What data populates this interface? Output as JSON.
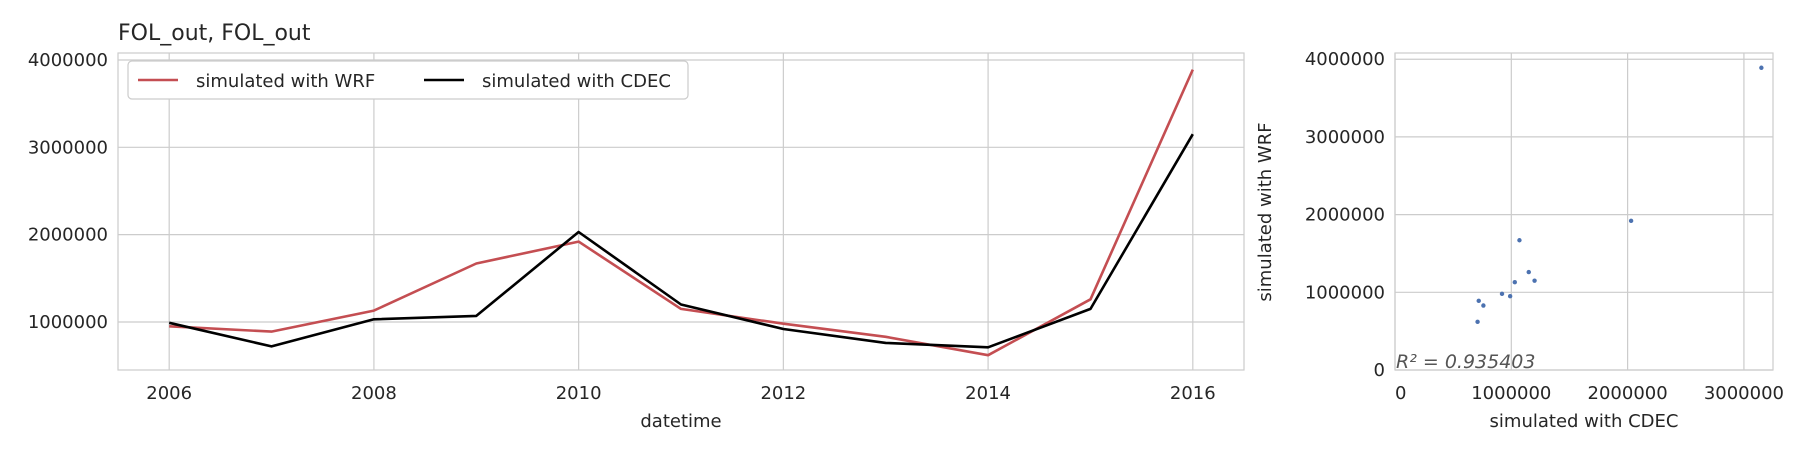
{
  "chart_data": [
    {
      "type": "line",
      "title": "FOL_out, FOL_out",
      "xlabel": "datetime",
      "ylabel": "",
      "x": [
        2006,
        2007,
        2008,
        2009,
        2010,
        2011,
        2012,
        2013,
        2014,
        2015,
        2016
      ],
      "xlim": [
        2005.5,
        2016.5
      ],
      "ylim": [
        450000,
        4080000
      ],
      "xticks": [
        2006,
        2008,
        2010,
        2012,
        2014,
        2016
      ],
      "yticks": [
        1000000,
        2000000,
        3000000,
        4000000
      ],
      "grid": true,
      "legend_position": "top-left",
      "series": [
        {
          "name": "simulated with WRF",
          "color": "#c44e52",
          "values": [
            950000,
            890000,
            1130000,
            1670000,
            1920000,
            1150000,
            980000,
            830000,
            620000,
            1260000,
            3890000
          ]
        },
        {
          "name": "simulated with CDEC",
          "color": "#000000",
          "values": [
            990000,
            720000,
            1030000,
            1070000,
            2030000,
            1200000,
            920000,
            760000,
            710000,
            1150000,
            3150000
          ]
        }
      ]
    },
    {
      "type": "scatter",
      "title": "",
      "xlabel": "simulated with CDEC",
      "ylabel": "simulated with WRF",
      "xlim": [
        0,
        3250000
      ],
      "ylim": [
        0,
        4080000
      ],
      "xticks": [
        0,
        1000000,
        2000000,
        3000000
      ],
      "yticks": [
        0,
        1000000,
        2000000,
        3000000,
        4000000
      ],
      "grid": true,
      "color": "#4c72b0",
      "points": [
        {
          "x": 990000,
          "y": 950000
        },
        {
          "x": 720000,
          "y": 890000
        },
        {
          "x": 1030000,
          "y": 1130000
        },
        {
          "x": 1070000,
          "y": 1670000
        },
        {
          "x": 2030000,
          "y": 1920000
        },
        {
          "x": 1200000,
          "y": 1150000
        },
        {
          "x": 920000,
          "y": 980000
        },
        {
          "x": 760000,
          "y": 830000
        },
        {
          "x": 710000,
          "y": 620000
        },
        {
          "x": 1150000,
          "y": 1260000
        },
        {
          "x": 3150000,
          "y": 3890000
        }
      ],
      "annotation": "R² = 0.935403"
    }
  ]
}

→ **PROBLEM**: Return the listing above word for word, with the pictures removed.

→ **WRITTEN SOLUTION**:
What data populates this interface? Output as JSON.
{
  "chart_data": [
    {
      "type": "line",
      "title": "FOL_out, FOL_out",
      "xlabel": "datetime",
      "ylabel": "",
      "x": [
        2006,
        2007,
        2008,
        2009,
        2010,
        2011,
        2012,
        2013,
        2014,
        2015,
        2016
      ],
      "xlim": [
        2005.5,
        2016.5
      ],
      "ylim": [
        450000,
        4080000
      ],
      "xticks": [
        2006,
        2008,
        2010,
        2012,
        2014,
        2016
      ],
      "yticks": [
        1000000,
        2000000,
        3000000,
        4000000
      ],
      "grid": true,
      "legend_position": "top-left",
      "series": [
        {
          "name": "simulated with WRF",
          "color": "#c44e52",
          "values": [
            950000,
            890000,
            1130000,
            1670000,
            1920000,
            1150000,
            980000,
            830000,
            620000,
            1260000,
            3890000
          ]
        },
        {
          "name": "simulated with CDEC",
          "color": "#000000",
          "values": [
            990000,
            720000,
            1030000,
            1070000,
            2030000,
            1200000,
            920000,
            760000,
            710000,
            1150000,
            3150000
          ]
        }
      ]
    },
    {
      "type": "scatter",
      "title": "",
      "xlabel": "simulated with CDEC",
      "ylabel": "simulated with WRF",
      "xlim": [
        0,
        3250000
      ],
      "ylim": [
        0,
        4080000
      ],
      "xticks": [
        0,
        1000000,
        2000000,
        3000000
      ],
      "yticks": [
        0,
        1000000,
        2000000,
        3000000,
        4000000
      ],
      "grid": true,
      "color": "#4c72b0",
      "points": [
        {
          "x": 990000,
          "y": 950000
        },
        {
          "x": 720000,
          "y": 890000
        },
        {
          "x": 1030000,
          "y": 1130000
        },
        {
          "x": 1070000,
          "y": 1670000
        },
        {
          "x": 2030000,
          "y": 1920000
        },
        {
          "x": 1200000,
          "y": 1150000
        },
        {
          "x": 920000,
          "y": 980000
        },
        {
          "x": 760000,
          "y": 830000
        },
        {
          "x": 710000,
          "y": 620000
        },
        {
          "x": 1150000,
          "y": 1260000
        },
        {
          "x": 3150000,
          "y": 3890000
        }
      ],
      "annotation": "R² = 0.935403"
    }
  ]
}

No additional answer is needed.